= Written instruction =
Pick out each line below containing "desateru".

::: Entries :::

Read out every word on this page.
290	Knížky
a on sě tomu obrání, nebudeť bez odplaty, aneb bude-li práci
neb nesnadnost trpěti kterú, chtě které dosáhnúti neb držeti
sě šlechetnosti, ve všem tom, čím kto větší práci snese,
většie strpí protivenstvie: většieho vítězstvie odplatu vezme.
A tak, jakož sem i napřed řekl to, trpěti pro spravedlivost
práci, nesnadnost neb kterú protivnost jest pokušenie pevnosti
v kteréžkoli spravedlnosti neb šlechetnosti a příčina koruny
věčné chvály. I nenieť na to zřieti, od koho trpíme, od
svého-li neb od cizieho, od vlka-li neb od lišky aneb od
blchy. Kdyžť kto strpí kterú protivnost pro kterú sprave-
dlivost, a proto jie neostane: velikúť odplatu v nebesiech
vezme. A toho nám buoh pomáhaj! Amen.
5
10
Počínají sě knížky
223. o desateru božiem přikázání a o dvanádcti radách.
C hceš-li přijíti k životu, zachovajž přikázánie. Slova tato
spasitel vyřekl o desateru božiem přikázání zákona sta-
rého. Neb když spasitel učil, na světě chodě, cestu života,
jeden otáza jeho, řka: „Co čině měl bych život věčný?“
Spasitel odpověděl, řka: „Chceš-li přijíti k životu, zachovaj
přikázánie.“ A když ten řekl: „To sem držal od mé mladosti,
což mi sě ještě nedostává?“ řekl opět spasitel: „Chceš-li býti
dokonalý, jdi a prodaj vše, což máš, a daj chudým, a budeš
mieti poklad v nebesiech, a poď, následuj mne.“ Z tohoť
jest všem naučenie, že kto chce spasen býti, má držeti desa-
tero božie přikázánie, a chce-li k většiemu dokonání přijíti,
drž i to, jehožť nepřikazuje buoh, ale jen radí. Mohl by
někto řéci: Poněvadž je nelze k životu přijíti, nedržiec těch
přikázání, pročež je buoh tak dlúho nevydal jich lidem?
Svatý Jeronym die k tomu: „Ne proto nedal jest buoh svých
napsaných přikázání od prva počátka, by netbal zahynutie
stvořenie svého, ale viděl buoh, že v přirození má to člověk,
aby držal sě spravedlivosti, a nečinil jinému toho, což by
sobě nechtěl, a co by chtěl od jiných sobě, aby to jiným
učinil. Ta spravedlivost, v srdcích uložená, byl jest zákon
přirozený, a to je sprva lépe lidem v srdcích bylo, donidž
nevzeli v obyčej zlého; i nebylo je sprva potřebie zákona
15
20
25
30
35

:::

= Written answer =
223. o desateru božiem přikázání a o dvanádcti radách.
spasitel vyřekl o desateru božiem přikázání zákona sta-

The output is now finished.